## Goal of the exercise
Copy everything in the listing below word for word, apart from any images.

## Material for this exercise

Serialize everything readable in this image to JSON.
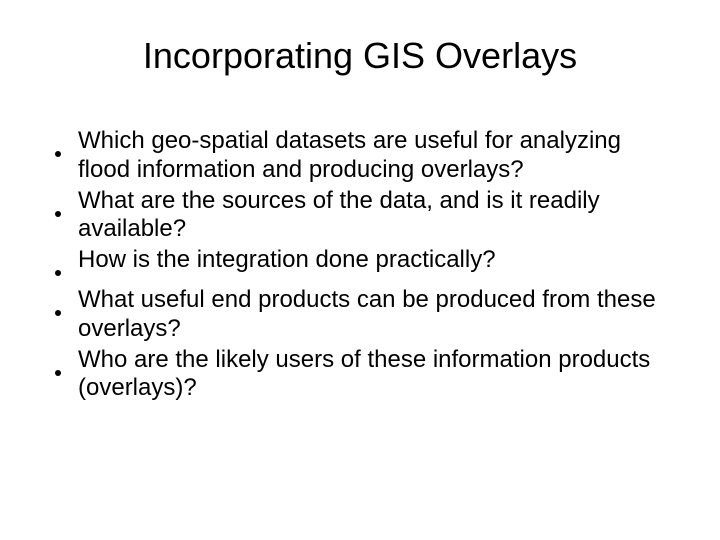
{
  "slide": {
    "title": "Incorporating GIS Overlays",
    "bullets": [
      "Which geo-spatial datasets are useful for analyzing flood information and producing overlays?",
      "What are the sources of the data, and is it readily available?",
      "How is the integration done practically?",
      "What useful end products can be produced from these overlays?",
      "Who are the likely users of these information products (overlays)?"
    ],
    "colors": {
      "background": "#ffffff",
      "text": "#000000",
      "bullet": "#000000"
    },
    "typography": {
      "title_fontsize": 36,
      "body_fontsize": 24,
      "font_family": "Arial"
    }
  }
}
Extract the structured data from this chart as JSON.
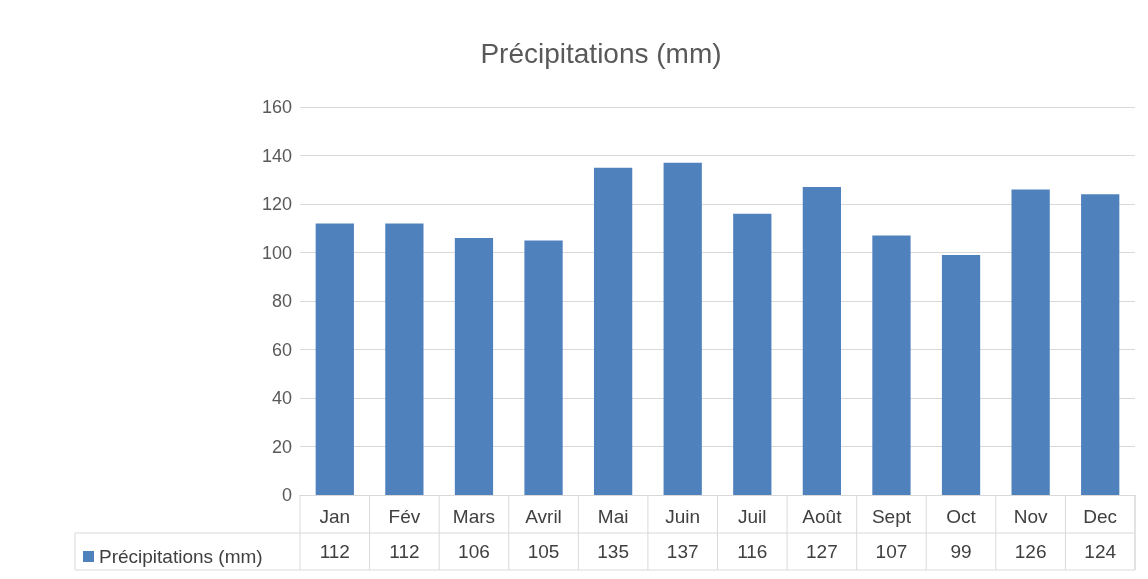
{
  "chart_data": {
    "type": "bar",
    "title": "Précipitations (mm)",
    "categories": [
      "Jan",
      "Fév",
      "Mars",
      "Avril",
      "Mai",
      "Juin",
      "Juil",
      "Août",
      "Sept",
      "Oct",
      "Nov",
      "Dec"
    ],
    "series": [
      {
        "name": "Précipitations (mm)",
        "color": "#4f81bd",
        "values": [
          112,
          112,
          106,
          105,
          135,
          137,
          116,
          127,
          107,
          99,
          126,
          124
        ]
      }
    ],
    "ylim": [
      0,
      160
    ],
    "yticks": [
      0,
      20,
      40,
      60,
      80,
      100,
      120,
      140,
      160
    ],
    "grid": "y",
    "legend": "bottom",
    "data_labels": true
  }
}
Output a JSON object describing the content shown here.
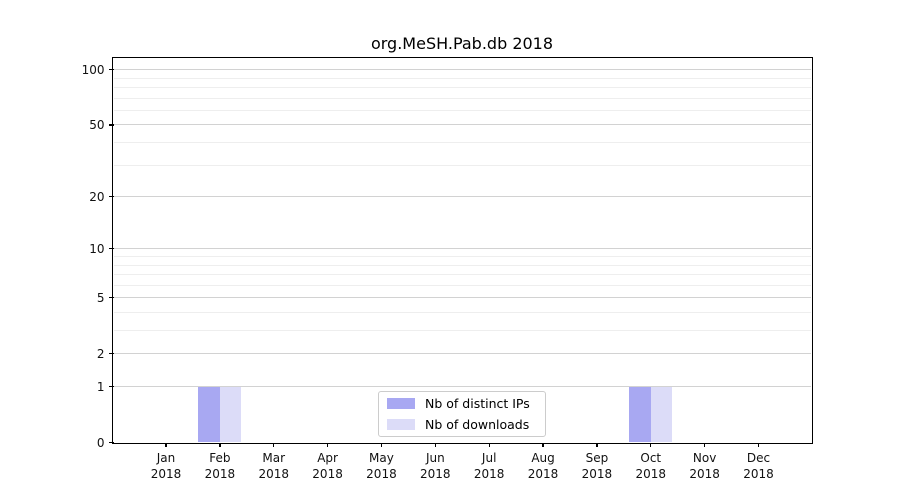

## Output below
Serialize everything readable in this image to JSON.
{
  "slide": {
    "title": "Incorporating GIS Overlays",
    "bullets": [
      "Which geo-spatial datasets are useful for analyzing flood information and producing overlays?",
      "What are the sources of the data, and is it readily available?",
      "How is the integration done practically?",
      "What useful end products can be produced from these overlays?",
      "Who are the likely users of these information products (overlays)?"
    ],
    "colors": {
      "background": "#ffffff",
      "text": "#000000",
      "bullet": "#000000"
    },
    "typography": {
      "title_fontsize": 36,
      "body_fontsize": 24,
      "font_family": "Arial"
    }
  }
}
Extract the structured data from this chart as JSON.
{
  "chart_data": {
    "type": "bar",
    "title": "Précipitations (mm)",
    "categories": [
      "Jan",
      "Fév",
      "Mars",
      "Avril",
      "Mai",
      "Juin",
      "Juil",
      "Août",
      "Sept",
      "Oct",
      "Nov",
      "Dec"
    ],
    "series": [
      {
        "name": "Précipitations (mm)",
        "color": "#4f81bd",
        "values": [
          112,
          112,
          106,
          105,
          135,
          137,
          116,
          127,
          107,
          99,
          126,
          124
        ]
      }
    ],
    "ylim": [
      0,
      160
    ],
    "yticks": [
      0,
      20,
      40,
      60,
      80,
      100,
      120,
      140,
      160
    ],
    "grid": "y",
    "legend": "bottom",
    "data_labels": true
  }
}
Output a JSON object describing the content shown here.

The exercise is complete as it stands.